- Exercise
A faithful transcription of all the data is required.

— BEGIN Dataset entries —

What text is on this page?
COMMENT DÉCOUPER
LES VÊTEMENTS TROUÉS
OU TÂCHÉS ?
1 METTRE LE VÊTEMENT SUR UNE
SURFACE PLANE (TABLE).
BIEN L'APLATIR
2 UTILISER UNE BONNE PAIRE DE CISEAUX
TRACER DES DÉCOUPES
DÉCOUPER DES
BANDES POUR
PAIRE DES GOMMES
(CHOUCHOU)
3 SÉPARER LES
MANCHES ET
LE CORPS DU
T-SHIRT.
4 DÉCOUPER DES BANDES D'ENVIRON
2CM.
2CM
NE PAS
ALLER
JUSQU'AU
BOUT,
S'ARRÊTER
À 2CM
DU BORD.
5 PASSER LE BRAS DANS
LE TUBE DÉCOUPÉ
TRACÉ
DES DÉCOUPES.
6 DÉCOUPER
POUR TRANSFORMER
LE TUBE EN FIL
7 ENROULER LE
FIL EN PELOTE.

— END Dataset entries —

- Worked answer
What text is on this page?
COMMENT DÉCOUPER
LES VÊTEMENTS TROUÉS
OU TÂCHÉS ?
1 METTRE LE VÊTEMENT SUR UNE
SURFACE PLANE (TABLE).
BIEN L'APLATIR
2 UTILISER UNE BONNE PAIRE DE CISEAUX
TRACER DES DÉCOUPES
DÉCOUPER DES
BANDES POUR
PAIRE DES GOMMES
(CHOUCHOU)
3 SÉPARER LES
MANCHES ET
LE CORPS DU
T-SHIRT.
4 DÉCOUPER DES BANDES D'ENVIRON
2CM.
2CM
NE PAS
ALLER
JUSQU'AU
BOUT,
S'ARRÊTER
À 2CM
DU BORD.
5 PASSER LE BRAS DANS
LE TUBE DÉCOUPÉ
TRACÉ
DES DÉCOUPES.
6 DÉCOUPER
POUR TRANSFORMER
LE TUBE EN FIL
7 ENROULER LE
FIL EN PELOTE.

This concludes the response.